## BEGIN
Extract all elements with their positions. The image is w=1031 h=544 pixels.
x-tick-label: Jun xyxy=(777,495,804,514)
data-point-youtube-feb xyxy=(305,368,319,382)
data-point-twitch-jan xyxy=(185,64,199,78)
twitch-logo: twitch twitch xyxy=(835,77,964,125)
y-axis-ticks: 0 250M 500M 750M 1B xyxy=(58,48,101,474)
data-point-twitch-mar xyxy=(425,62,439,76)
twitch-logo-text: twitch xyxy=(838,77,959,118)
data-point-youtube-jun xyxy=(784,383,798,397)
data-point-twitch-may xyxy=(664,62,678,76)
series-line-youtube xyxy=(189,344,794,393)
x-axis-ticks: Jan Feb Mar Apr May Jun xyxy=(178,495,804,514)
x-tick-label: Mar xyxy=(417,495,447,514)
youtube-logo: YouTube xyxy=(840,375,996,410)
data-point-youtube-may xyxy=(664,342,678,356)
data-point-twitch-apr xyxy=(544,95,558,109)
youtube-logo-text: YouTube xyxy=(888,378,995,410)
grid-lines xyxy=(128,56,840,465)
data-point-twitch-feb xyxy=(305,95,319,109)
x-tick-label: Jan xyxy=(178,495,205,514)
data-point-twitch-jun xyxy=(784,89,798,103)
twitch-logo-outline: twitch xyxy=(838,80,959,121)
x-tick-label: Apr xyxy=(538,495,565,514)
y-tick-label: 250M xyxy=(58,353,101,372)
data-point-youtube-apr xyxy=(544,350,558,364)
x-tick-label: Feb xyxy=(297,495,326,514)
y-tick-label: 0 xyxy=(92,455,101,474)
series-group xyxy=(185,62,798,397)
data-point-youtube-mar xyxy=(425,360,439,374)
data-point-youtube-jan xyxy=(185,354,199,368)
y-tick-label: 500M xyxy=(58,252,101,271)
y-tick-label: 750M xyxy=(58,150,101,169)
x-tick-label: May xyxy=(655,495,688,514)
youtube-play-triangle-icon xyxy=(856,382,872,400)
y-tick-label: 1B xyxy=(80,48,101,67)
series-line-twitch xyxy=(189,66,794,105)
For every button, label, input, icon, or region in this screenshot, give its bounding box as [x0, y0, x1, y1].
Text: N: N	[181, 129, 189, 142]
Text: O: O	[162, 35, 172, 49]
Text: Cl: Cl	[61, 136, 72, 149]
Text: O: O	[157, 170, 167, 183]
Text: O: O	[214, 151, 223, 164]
## END
▶ **TASK**:
Can you recast every line of the records above as a Markdown table with the columns Row and Line, numbering the rows and leaving out any blank lines?

▶ **WRITTEN ANSWER**:
| Row | Line |
|---|---|
| 1 | Extract all elements with their positions. The image is w=1031 h=544 pixels. |
| 2 | x-tick-label: Jun xyxy=(777,495,804,514) |
| 3 | data-point-youtube-feb xyxy=(305,368,319,382) |
| 4 | data-point-twitch-jan xyxy=(185,64,199,78) |
| 5 | twitch-logo: twitch twitch xyxy=(835,77,964,125) |
| 6 | y-axis-ticks: 0 250M 500M 750M 1B xyxy=(58,48,101,474) |
| 7 | data-point-twitch-mar xyxy=(425,62,439,76) |
| 8 | twitch-logo-text: twitch xyxy=(838,77,959,118) |
| 9 | data-point-youtube-jun xyxy=(784,383,798,397) |
| 10 | data-point-twitch-may xyxy=(664,62,678,76) |
| 11 | series-line-youtube xyxy=(189,344,794,393) |
| 12 | x-axis-ticks: Jan Feb Mar Apr May Jun xyxy=(178,495,804,514) |
| 13 | x-tick-label: Mar xyxy=(417,495,447,514) |
| 14 | youtube-logo: YouTube xyxy=(840,375,996,410) |
| 15 | data-point-youtube-may xyxy=(664,342,678,356) |
| 16 | data-point-twitch-apr xyxy=(544,95,558,109) |
| 17 | youtube-logo-text: YouTube xyxy=(888,378,995,410) |
| 18 | grid-lines xyxy=(128,56,840,465) |
| 19 | data-point-twitch-feb xyxy=(305,95,319,109) |
| 20 | x-tick-label: Jan xyxy=(178,495,205,514) |
| 21 | data-point-twitch-jun xyxy=(784,89,798,103) |
| 22 | twitch-logo-outline: twitch xyxy=(838,80,959,121) |
| 23 | x-tick-label: Apr xyxy=(538,495,565,514) |
| 24 | y-tick-label: 250M xyxy=(58,353,101,372) |
| 25 | data-point-youtube-apr xyxy=(544,350,558,364) |
| 26 | x-tick-label: Feb xyxy=(297,495,326,514) |
| 27 | y-tick-label: 0 xyxy=(92,455,101,474) |
| 28 | series-group xyxy=(185,62,798,397) |
| 29 | data-point-youtube-mar xyxy=(425,360,439,374) |
| 30 | data-point-youtube-jan xyxy=(185,354,199,368) |
| 31 | y-tick-label: 500M xyxy=(58,252,101,271) |
| 32 | y-tick-label: 750M xyxy=(58,150,101,169) |
| 33 | x-tick-label: May xyxy=(655,495,688,514) |
| 34 | youtube-play-triangle-icon xyxy=(856,382,872,400) |
| 35 | y-tick-label: 1B xyxy=(80,48,101,67) |
| 36 | series-line-twitch xyxy=(189,66,794,105) |
| 37 | For every button, label, input, icon, or region in this screenshot, give its bounding box as [x0, y0, x1, y1]. |
| 38 | Text: N: N	[181, 129, 189, 142] |
| 39 | Text: O: O	[162, 35, 172, 49] |
| 40 | Text: Cl: Cl	[61, 136, 72, 149] |
| 41 | Text: O: O	[157, 170, 167, 183] |
| 42 | Text: O: O	[214, 151, 223, 164] |